Task prompt:
Leave out the images and repeat the listing below without a single change.

Data to use:
┌────────

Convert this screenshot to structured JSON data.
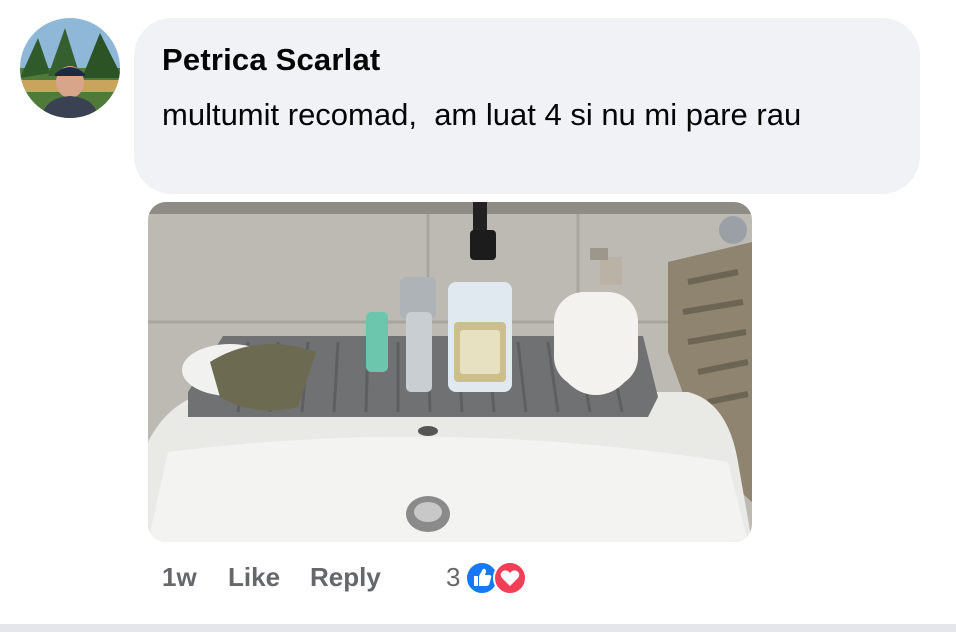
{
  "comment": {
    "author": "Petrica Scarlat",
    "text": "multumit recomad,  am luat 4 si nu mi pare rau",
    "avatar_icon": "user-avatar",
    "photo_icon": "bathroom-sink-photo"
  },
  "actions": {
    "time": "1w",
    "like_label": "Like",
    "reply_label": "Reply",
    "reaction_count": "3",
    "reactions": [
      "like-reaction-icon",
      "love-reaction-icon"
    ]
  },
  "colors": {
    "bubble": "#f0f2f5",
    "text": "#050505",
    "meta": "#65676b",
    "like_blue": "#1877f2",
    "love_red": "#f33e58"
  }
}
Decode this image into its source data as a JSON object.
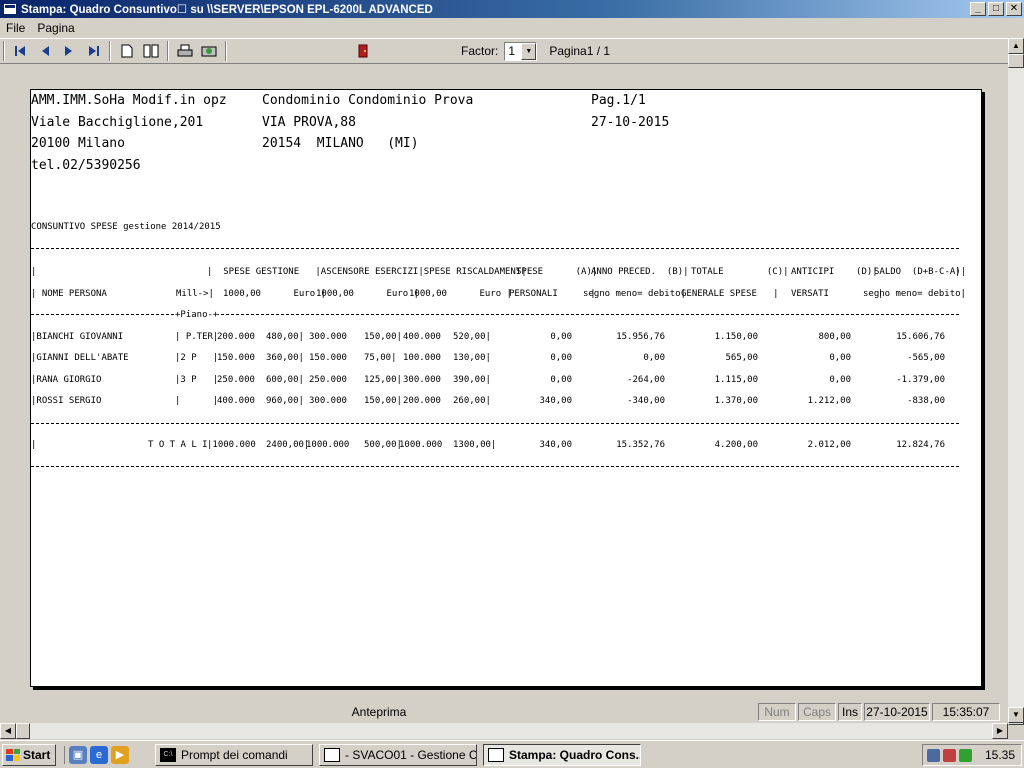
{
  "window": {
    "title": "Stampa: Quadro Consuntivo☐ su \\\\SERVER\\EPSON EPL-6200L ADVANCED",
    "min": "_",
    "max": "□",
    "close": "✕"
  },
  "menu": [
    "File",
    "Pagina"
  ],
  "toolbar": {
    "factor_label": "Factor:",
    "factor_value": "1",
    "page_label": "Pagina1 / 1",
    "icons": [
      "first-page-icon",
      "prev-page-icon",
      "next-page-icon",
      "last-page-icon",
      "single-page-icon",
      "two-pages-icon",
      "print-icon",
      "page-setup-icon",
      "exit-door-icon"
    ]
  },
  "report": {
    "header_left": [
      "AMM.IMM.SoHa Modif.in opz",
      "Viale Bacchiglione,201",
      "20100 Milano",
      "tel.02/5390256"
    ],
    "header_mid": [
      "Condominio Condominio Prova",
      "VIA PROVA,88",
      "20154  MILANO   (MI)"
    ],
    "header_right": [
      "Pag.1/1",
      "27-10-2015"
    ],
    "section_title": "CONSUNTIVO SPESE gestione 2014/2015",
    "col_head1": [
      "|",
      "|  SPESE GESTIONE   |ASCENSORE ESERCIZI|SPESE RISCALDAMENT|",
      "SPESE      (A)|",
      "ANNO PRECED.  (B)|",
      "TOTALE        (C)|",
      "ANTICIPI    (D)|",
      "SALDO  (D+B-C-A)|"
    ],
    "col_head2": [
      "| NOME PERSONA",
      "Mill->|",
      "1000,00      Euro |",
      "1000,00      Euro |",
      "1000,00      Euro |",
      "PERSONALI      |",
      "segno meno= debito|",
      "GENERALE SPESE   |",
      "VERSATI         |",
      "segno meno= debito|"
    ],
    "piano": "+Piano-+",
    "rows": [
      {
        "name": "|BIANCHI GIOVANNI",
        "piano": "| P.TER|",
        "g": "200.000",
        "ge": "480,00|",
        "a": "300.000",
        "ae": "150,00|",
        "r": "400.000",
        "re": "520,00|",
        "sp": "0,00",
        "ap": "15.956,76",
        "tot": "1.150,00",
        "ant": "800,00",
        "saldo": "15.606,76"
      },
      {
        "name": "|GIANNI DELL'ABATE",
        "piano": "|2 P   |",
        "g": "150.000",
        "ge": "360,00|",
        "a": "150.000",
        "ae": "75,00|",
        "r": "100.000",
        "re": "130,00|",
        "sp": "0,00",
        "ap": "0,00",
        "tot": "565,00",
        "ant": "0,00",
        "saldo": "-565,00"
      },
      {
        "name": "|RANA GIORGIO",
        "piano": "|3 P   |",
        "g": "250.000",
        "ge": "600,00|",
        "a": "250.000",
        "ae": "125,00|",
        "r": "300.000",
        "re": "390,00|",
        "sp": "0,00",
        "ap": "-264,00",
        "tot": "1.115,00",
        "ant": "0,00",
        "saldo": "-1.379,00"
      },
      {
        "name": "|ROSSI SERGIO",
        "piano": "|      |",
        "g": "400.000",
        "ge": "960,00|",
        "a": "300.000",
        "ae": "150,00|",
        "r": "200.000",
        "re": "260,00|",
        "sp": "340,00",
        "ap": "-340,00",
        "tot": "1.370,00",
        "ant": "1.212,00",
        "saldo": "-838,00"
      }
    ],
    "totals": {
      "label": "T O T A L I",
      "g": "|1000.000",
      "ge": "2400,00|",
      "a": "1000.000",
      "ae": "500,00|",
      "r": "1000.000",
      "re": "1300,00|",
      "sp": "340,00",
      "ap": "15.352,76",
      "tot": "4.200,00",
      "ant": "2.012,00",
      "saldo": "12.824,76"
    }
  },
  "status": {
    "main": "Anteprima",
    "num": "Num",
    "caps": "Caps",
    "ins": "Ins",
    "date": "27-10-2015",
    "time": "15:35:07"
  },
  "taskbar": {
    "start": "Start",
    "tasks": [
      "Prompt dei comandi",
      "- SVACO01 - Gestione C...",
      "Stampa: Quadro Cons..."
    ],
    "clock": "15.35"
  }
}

└────────

Solution to the exercise:
Convert this screenshot to structured JSON data.
{
  "comment": {
    "author": "Petrica Scarlat",
    "text": "multumit recomad,  am luat 4 si nu mi pare rau",
    "avatar_icon": "user-avatar",
    "photo_icon": "bathroom-sink-photo"
  },
  "actions": {
    "time": "1w",
    "like_label": "Like",
    "reply_label": "Reply",
    "reaction_count": "3",
    "reactions": [
      "like-reaction-icon",
      "love-reaction-icon"
    ]
  },
  "colors": {
    "bubble": "#f0f2f5",
    "text": "#050505",
    "meta": "#65676b",
    "like_blue": "#1877f2",
    "love_red": "#f33e58"
  }
}
Decode this image into its source data as a JSON object.
{
  "window": {
    "title": "Stampa: Quadro Consuntivo☐ su \\\\SERVER\\EPSON EPL-6200L ADVANCED",
    "min": "_",
    "max": "□",
    "close": "✕"
  },
  "menu": [
    "File",
    "Pagina"
  ],
  "toolbar": {
    "factor_label": "Factor:",
    "factor_value": "1",
    "page_label": "Pagina1 / 1",
    "icons": [
      "first-page-icon",
      "prev-page-icon",
      "next-page-icon",
      "last-page-icon",
      "single-page-icon",
      "two-pages-icon",
      "print-icon",
      "page-setup-icon",
      "exit-door-icon"
    ]
  },
  "report": {
    "header_left": [
      "AMM.IMM.SoHa Modif.in opz",
      "Viale Bacchiglione,201",
      "20100 Milano",
      "tel.02/5390256"
    ],
    "header_mid": [
      "Condominio Condominio Prova",
      "VIA PROVA,88",
      "20154  MILANO   (MI)"
    ],
    "header_right": [
      "Pag.1/1",
      "27-10-2015"
    ],
    "section_title": "CONSUNTIVO SPESE gestione 2014/2015",
    "col_head1": [
      "|",
      "|  SPESE GESTIONE   |ASCENSORE ESERCIZI|SPESE RISCALDAMENT|",
      "SPESE      (A)|",
      "ANNO PRECED.  (B)|",
      "TOTALE        (C)|",
      "ANTICIPI    (D)|",
      "SALDO  (D+B-C-A)|"
    ],
    "col_head2": [
      "| NOME PERSONA",
      "Mill->|",
      "1000,00      Euro |",
      "1000,00      Euro |",
      "1000,00      Euro |",
      "PERSONALI      |",
      "segno meno= debito|",
      "GENERALE SPESE   |",
      "VERSATI         |",
      "segno meno= debito|"
    ],
    "piano": "+Piano-+",
    "rows": [
      {
        "name": "|BIANCHI GIOVANNI",
        "piano": "| P.TER|",
        "g": "200.000",
        "ge": "480,00|",
        "a": "300.000",
        "ae": "150,00|",
        "r": "400.000",
        "re": "520,00|",
        "sp": "0,00",
        "ap": "15.956,76",
        "tot": "1.150,00",
        "ant": "800,00",
        "saldo": "15.606,76"
      },
      {
        "name": "|GIANNI DELL'ABATE",
        "piano": "|2 P   |",
        "g": "150.000",
        "ge": "360,00|",
        "a": "150.000",
        "ae": "75,00|",
        "r": "100.000",
        "re": "130,00|",
        "sp": "0,00",
        "ap": "0,00",
        "tot": "565,00",
        "ant": "0,00",
        "saldo": "-565,00"
      },
      {
        "name": "|RANA GIORGIO",
        "piano": "|3 P   |",
        "g": "250.000",
        "ge": "600,00|",
        "a": "250.000",
        "ae": "125,00|",
        "r": "300.000",
        "re": "390,00|",
        "sp": "0,00",
        "ap": "-264,00",
        "tot": "1.115,00",
        "ant": "0,00",
        "saldo": "-1.379,00"
      },
      {
        "name": "|ROSSI SERGIO",
        "piano": "|      |",
        "g": "400.000",
        "ge": "960,00|",
        "a": "300.000",
        "ae": "150,00|",
        "r": "200.000",
        "re": "260,00|",
        "sp": "340,00",
        "ap": "-340,00",
        "tot": "1.370,00",
        "ant": "1.212,00",
        "saldo": "-838,00"
      }
    ],
    "totals": {
      "label": "T O T A L I",
      "g": "|1000.000",
      "ge": "2400,00|",
      "a": "1000.000",
      "ae": "500,00|",
      "r": "1000.000",
      "re": "1300,00|",
      "sp": "340,00",
      "ap": "15.352,76",
      "tot": "4.200,00",
      "ant": "2.012,00",
      "saldo": "12.824,76"
    }
  },
  "status": {
    "main": "Anteprima",
    "num": "Num",
    "caps": "Caps",
    "ins": "Ins",
    "date": "27-10-2015",
    "time": "15:35:07"
  },
  "taskbar": {
    "start": "Start",
    "tasks": [
      "Prompt dei comandi",
      "- SVACO01 - Gestione C...",
      "Stampa: Quadro Cons..."
    ],
    "clock": "15.35"
  }
}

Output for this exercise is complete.